---------- Items
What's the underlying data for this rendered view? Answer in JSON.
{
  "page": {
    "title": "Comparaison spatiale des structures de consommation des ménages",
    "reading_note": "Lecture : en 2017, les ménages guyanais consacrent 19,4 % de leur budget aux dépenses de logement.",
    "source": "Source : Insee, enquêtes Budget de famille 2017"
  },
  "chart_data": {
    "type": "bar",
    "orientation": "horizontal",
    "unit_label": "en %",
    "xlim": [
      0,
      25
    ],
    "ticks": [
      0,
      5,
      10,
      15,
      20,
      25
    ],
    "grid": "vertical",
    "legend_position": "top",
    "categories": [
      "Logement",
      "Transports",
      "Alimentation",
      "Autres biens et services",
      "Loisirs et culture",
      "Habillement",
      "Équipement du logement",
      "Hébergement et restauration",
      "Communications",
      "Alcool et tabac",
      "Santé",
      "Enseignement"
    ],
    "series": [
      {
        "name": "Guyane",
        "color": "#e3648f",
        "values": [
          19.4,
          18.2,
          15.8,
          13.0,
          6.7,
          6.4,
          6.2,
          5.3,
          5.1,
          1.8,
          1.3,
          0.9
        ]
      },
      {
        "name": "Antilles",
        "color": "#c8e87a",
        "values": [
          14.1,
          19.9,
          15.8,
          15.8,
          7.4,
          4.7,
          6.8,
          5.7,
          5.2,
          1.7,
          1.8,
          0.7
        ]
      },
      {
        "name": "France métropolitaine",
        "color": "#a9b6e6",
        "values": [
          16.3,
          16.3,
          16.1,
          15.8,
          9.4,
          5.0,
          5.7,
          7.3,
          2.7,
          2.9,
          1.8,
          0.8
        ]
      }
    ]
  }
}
--------------------
• [Task statement]: Your task is to extract all of the records exactly.

• [Exercise result]:
What's the underlying data for this rendered view? Answer in JSON.
{
  "page": {
    "title": "Comparaison spatiale des structures de consommation des ménages",
    "reading_note": "Lecture : en 2017, les ménages guyanais consacrent 19,4 % de leur budget aux dépenses de logement.",
    "source": "Source : Insee, enquêtes Budget de famille 2017"
  },
  "chart_data": {
    "type": "bar",
    "orientation": "horizontal",
    "unit_label": "en %",
    "xlim": [
      0,
      25
    ],
    "ticks": [
      0,
      5,
      10,
      15,
      20,
      25
    ],
    "grid": "vertical",
    "legend_position": "top",
    "categories": [
      "Logement",
      "Transports",
      "Alimentation",
      "Autres biens et services",
      "Loisirs et culture",
      "Habillement",
      "Équipement du logement",
      "Hébergement et restauration",
      "Communications",
      "Alcool et tabac",
      "Santé",
      "Enseignement"
    ],
    "series": [
      {
        "name": "Guyane",
        "color": "#e3648f",
        "values": [
          19.4,
          18.2,
          15.8,
          13.0,
          6.7,
          6.4,
          6.2,
          5.3,
          5.1,
          1.8,
          1.3,
          0.9
        ]
      },
      {
        "name": "Antilles",
        "color": "#c8e87a",
        "values": [
          14.1,
          19.9,
          15.8,
          15.8,
          7.4,
          4.7,
          6.8,
          5.7,
          5.2,
          1.7,
          1.8,
          0.7
        ]
      },
      {
        "name": "France métropolitaine",
        "color": "#a9b6e6",
        "values": [
          16.3,
          16.3,
          16.1,
          15.8,
          9.4,
          5.0,
          5.7,
          7.3,
          2.7,
          2.9,
          1.8,
          0.8
        ]
      }
    ]
  }
}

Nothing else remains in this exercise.